* **WORK REQUIRED**
Scan the data below for the string "JSON". Show every line where it turns up.

* **DATASET RECORDS**

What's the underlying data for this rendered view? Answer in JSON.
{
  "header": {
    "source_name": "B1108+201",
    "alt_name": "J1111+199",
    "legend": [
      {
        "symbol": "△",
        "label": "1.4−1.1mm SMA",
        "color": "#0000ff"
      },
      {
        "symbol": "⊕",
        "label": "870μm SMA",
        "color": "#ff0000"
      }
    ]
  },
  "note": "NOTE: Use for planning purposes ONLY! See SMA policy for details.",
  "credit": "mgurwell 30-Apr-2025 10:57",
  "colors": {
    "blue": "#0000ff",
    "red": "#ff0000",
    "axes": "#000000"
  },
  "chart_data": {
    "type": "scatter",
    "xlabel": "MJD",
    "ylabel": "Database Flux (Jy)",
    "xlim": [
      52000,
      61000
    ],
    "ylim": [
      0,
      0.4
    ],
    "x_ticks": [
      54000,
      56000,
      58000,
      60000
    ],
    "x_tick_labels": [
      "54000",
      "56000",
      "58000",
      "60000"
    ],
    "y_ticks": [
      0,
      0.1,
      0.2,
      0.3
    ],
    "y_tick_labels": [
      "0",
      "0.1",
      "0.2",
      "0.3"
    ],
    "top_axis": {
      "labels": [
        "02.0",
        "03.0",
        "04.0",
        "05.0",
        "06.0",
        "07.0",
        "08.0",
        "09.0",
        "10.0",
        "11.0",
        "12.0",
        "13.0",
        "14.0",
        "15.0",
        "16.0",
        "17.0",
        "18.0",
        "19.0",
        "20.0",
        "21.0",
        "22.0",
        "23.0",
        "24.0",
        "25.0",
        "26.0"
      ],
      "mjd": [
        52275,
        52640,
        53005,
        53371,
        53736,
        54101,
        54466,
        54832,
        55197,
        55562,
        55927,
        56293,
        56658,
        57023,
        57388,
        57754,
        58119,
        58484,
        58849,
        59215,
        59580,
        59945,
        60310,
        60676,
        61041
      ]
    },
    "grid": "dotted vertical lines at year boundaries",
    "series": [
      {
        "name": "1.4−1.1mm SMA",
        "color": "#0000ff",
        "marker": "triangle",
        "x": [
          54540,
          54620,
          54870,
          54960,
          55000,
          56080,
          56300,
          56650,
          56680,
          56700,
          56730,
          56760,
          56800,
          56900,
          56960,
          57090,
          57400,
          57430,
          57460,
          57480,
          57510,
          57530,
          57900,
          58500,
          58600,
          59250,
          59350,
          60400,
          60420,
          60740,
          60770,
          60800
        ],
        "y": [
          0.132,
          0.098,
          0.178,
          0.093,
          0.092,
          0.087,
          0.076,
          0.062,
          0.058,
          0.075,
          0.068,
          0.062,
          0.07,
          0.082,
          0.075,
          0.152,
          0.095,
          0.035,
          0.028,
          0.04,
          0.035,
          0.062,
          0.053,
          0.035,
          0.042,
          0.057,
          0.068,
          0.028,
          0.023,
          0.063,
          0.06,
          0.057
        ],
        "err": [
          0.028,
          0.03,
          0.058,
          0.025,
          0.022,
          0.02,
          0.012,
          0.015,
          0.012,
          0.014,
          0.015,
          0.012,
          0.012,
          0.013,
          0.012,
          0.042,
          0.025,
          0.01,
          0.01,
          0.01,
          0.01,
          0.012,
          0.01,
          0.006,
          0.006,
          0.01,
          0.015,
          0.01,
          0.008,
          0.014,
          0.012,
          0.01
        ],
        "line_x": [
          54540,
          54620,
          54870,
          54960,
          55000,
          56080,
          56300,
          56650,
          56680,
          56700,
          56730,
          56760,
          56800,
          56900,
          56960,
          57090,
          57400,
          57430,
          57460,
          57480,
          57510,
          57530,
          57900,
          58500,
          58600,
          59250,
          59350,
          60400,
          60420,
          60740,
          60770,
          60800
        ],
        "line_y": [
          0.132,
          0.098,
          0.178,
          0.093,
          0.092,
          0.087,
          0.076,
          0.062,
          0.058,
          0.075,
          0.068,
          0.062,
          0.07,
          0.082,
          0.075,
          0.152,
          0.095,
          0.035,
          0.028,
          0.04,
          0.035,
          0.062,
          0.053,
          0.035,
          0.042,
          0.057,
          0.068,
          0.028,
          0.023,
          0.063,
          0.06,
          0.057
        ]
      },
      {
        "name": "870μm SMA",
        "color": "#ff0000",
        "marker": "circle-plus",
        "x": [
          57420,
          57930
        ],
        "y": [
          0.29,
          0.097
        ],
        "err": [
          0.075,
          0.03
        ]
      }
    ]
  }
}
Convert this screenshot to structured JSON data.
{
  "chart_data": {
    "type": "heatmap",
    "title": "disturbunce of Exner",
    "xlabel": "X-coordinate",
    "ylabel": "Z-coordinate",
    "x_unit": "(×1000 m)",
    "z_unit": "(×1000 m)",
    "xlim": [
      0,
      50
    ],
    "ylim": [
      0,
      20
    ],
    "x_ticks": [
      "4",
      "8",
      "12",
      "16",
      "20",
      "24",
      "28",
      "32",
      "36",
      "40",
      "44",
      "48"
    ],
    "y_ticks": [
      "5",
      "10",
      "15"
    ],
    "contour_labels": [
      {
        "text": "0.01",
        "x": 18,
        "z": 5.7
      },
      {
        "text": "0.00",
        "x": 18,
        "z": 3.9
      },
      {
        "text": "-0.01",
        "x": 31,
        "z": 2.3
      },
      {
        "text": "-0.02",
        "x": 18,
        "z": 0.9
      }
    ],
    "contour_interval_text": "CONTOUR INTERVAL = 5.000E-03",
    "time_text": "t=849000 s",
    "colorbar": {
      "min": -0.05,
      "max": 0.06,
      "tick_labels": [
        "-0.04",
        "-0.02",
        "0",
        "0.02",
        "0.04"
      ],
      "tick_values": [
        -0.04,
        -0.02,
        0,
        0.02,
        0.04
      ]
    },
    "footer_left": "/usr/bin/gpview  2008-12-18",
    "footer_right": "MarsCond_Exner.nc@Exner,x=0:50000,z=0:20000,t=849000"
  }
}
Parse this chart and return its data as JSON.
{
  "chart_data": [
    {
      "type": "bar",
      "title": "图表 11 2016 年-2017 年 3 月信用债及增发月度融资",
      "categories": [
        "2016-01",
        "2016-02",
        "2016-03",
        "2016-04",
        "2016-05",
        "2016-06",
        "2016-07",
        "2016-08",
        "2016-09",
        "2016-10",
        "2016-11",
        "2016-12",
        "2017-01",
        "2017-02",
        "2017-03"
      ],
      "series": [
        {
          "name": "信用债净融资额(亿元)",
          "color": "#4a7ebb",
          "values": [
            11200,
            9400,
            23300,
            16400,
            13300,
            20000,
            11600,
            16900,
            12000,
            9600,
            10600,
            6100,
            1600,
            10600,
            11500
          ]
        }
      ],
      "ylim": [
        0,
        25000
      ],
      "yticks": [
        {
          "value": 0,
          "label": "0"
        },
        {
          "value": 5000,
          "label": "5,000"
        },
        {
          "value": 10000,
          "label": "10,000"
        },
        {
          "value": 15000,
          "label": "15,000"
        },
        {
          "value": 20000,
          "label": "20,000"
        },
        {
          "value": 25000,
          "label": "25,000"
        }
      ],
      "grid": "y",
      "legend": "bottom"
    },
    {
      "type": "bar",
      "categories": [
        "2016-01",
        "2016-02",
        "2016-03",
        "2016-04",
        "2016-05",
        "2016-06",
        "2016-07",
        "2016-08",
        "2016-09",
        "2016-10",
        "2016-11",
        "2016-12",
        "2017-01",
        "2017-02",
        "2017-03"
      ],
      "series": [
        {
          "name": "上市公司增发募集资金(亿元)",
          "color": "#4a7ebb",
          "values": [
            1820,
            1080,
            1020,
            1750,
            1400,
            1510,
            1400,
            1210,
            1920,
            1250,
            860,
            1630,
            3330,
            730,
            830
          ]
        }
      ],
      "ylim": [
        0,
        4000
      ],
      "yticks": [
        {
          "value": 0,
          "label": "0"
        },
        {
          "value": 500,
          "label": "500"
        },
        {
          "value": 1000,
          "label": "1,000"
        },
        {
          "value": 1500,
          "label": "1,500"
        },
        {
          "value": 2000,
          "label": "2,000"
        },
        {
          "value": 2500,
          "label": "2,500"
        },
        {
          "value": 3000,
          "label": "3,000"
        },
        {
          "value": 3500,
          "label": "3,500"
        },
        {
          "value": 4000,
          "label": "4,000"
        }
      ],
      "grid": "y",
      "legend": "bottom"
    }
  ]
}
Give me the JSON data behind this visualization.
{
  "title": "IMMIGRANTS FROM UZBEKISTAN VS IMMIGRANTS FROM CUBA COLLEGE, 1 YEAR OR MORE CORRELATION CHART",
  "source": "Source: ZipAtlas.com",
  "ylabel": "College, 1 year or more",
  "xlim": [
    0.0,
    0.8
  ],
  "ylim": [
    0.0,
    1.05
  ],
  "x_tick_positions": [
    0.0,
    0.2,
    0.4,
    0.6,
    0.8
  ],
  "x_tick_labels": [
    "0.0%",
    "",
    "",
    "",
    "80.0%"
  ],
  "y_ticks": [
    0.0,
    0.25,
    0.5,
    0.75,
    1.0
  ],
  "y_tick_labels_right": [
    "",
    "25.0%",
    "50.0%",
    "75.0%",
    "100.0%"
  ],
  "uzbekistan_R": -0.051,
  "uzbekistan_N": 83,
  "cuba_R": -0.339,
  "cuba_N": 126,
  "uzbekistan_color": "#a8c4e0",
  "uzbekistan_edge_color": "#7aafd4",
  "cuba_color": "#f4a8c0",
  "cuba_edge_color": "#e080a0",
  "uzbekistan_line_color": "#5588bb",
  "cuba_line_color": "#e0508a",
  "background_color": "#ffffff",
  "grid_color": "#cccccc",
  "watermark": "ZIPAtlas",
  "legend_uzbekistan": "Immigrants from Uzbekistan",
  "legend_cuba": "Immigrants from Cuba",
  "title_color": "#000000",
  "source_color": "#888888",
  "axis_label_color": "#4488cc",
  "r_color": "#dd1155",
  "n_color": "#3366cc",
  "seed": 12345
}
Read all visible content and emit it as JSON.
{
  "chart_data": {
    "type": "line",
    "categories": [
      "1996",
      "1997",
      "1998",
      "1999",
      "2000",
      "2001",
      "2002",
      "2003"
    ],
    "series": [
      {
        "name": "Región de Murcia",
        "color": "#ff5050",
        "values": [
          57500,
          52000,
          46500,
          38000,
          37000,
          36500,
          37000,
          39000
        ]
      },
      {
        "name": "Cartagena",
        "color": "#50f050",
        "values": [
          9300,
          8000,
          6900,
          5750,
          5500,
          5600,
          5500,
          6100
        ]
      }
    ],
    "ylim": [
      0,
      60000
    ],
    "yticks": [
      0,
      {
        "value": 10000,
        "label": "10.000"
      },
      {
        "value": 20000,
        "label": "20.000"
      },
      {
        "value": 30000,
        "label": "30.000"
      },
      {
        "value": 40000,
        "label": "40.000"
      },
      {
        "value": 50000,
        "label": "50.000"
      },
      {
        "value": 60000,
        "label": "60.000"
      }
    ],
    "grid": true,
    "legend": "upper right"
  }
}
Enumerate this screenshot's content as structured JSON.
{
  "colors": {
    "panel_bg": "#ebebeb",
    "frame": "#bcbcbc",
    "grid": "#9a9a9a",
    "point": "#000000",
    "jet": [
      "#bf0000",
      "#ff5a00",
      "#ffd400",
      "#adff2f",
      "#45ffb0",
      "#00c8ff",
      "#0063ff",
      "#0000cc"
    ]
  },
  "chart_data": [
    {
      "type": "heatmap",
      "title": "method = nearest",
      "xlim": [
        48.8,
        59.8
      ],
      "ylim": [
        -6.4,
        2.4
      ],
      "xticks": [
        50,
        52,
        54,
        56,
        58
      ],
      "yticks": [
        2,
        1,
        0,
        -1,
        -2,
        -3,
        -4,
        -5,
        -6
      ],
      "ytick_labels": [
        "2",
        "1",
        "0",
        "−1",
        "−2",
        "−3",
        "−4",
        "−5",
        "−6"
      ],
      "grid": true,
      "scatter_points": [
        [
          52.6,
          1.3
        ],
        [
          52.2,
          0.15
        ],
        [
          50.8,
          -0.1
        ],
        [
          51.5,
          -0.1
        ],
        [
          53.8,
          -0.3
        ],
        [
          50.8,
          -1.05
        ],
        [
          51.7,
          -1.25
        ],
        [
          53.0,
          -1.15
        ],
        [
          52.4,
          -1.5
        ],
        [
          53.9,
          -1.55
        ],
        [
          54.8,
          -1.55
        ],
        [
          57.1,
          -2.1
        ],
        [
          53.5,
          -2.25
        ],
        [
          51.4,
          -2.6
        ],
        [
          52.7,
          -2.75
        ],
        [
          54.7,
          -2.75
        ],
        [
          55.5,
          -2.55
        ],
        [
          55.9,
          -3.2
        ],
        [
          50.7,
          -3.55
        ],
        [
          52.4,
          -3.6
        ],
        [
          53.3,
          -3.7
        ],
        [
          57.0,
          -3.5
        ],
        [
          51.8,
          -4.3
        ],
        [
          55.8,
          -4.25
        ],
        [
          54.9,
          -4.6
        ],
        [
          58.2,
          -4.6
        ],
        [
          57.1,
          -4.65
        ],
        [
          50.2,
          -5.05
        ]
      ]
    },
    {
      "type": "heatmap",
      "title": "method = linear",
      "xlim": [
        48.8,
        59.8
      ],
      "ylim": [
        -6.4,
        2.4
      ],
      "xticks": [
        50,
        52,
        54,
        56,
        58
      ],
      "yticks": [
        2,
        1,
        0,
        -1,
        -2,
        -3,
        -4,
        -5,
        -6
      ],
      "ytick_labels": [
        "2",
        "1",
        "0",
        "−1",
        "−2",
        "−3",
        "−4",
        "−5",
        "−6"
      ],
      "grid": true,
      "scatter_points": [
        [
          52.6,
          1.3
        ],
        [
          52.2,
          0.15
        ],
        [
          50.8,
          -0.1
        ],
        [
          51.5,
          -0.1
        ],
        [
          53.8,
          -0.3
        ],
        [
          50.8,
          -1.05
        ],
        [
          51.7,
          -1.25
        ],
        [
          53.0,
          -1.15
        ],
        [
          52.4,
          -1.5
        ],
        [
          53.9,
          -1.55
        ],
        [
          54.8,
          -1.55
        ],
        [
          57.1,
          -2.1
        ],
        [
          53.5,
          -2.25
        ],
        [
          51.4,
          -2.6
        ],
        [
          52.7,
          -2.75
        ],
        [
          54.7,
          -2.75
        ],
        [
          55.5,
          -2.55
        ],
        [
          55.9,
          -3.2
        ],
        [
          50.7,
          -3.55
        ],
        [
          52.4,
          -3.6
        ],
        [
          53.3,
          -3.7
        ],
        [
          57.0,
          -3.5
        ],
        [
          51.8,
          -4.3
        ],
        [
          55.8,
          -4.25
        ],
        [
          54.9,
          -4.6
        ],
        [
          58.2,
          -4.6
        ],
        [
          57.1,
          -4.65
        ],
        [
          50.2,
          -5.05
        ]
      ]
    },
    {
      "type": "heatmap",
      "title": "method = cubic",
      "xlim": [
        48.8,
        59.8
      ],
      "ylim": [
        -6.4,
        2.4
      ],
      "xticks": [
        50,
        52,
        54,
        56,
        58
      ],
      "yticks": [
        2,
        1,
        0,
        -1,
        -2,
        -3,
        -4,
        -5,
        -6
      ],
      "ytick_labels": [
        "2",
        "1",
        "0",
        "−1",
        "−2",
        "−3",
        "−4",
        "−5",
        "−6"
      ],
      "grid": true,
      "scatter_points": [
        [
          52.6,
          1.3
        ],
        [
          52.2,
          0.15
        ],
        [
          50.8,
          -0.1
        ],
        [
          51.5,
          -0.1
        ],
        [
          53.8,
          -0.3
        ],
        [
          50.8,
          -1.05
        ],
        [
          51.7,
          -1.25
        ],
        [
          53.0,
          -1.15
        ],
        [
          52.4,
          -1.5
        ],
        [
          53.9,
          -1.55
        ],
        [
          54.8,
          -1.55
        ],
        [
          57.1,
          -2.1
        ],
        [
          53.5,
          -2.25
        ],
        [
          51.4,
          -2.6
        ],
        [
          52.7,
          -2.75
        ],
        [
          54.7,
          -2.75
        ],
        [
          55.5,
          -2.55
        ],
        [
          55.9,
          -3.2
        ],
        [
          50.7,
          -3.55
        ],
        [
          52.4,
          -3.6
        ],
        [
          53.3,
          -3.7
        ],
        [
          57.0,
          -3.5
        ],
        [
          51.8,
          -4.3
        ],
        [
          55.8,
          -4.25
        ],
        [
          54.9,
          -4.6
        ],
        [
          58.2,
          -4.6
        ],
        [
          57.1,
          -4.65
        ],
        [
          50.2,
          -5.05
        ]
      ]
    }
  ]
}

* **THE SOLUTION**
What's the underlying data for this rendered view? Answer in JSON.
Convert this screenshot to structured JSON data.
Parse this chart and return its data as JSON.
Give me the JSON data behind this visualization.
Read all visible content and emit it as JSON.
Enumerate this screenshot's content as structured JSON.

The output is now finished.